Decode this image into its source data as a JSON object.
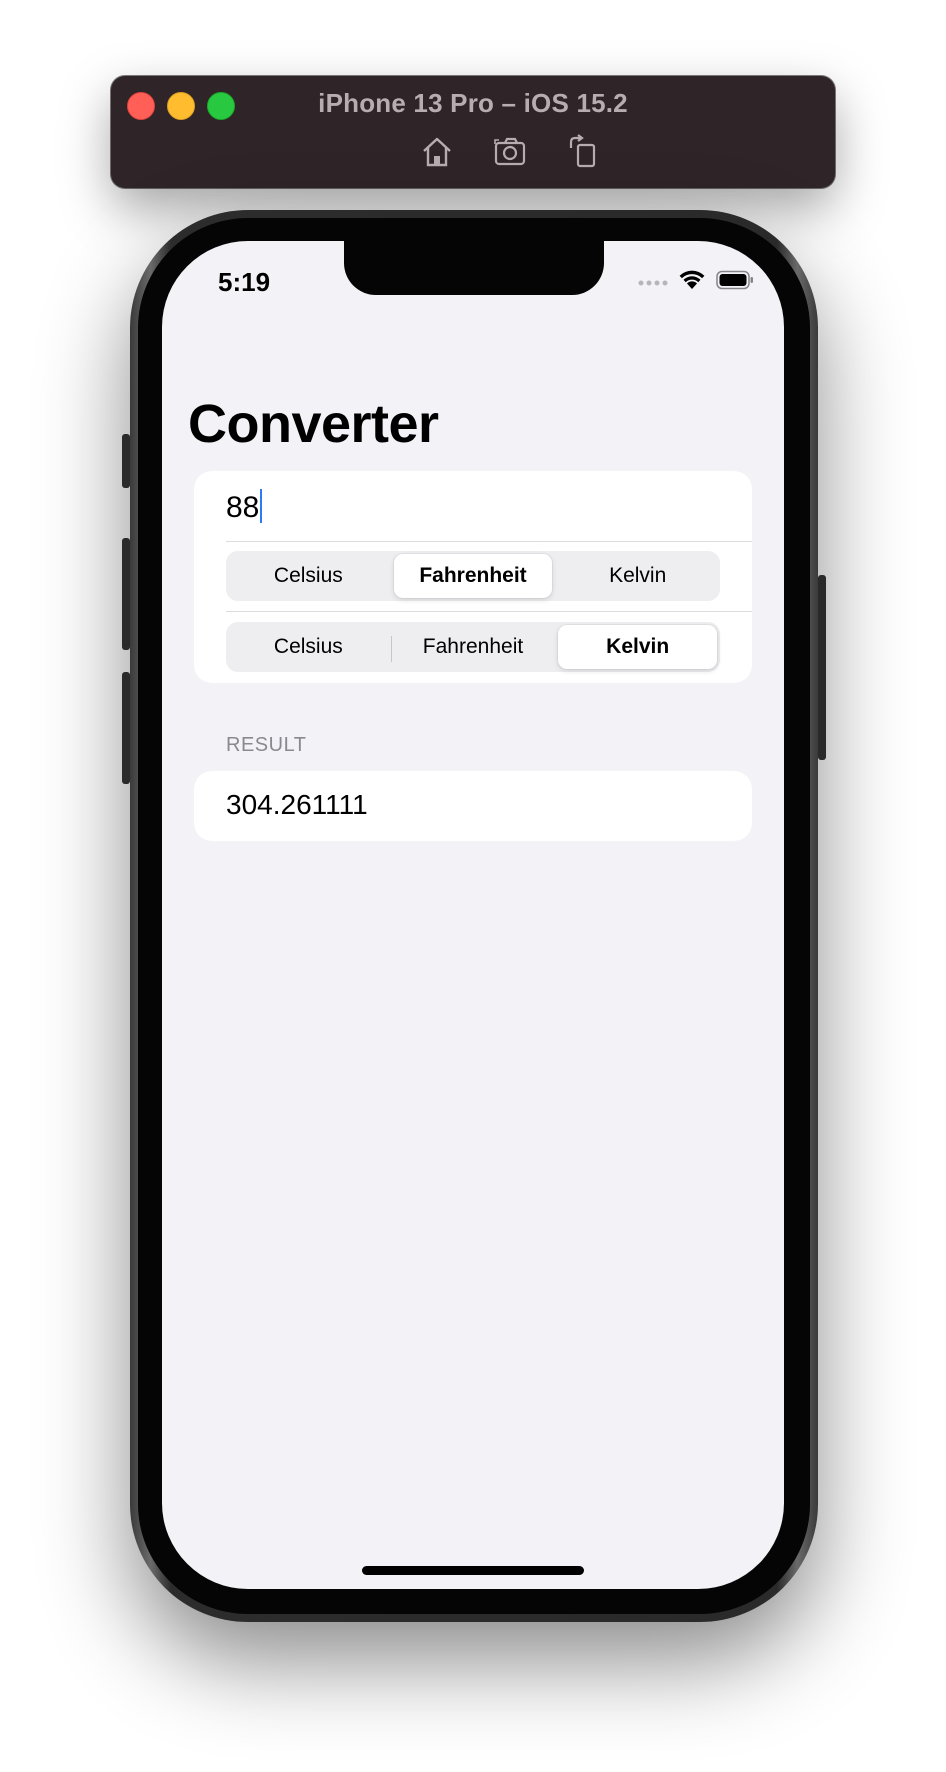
{
  "window": {
    "title": "iPhone 13 Pro – iOS 15.2",
    "toolbar_icons": [
      "home-icon",
      "screenshot-icon",
      "rotate-icon"
    ]
  },
  "status_bar": {
    "time": "5:19",
    "icons": [
      "cellular-dots-icon",
      "wifi-icon",
      "battery-icon"
    ]
  },
  "nav": {
    "title": "Converter"
  },
  "form": {
    "input_value": "88",
    "input_units": {
      "options": [
        "Celsius",
        "Fahrenheit",
        "Kelvin"
      ],
      "selected": "Fahrenheit"
    },
    "output_units": {
      "options": [
        "Celsius",
        "Fahrenheit",
        "Kelvin"
      ],
      "selected": "Kelvin"
    }
  },
  "result_section": {
    "header": "RESULT",
    "value": "304.261111"
  },
  "colors": {
    "titlebar": "#2f2428",
    "screen_background": "#f2f2f7",
    "caret": "#2f7bf6"
  }
}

=-=-=

- _Given request_
Reproduce all of the material exactly, apart from the pictures.

- _Written answer_
Decode this image into its source data as a JSON object.
{
  "window": {
    "title": "iPhone 13 Pro – iOS 15.2",
    "toolbar_icons": [
      "home-icon",
      "screenshot-icon",
      "rotate-icon"
    ]
  },
  "status_bar": {
    "time": "5:19",
    "icons": [
      "cellular-dots-icon",
      "wifi-icon",
      "battery-icon"
    ]
  },
  "nav": {
    "title": "Converter"
  },
  "form": {
    "input_value": "88",
    "input_units": {
      "options": [
        "Celsius",
        "Fahrenheit",
        "Kelvin"
      ],
      "selected": "Fahrenheit"
    },
    "output_units": {
      "options": [
        "Celsius",
        "Fahrenheit",
        "Kelvin"
      ],
      "selected": "Kelvin"
    }
  },
  "result_section": {
    "header": "RESULT",
    "value": "304.261111"
  },
  "colors": {
    "titlebar": "#2f2428",
    "screen_background": "#f2f2f7",
    "caret": "#2f7bf6"
  }
}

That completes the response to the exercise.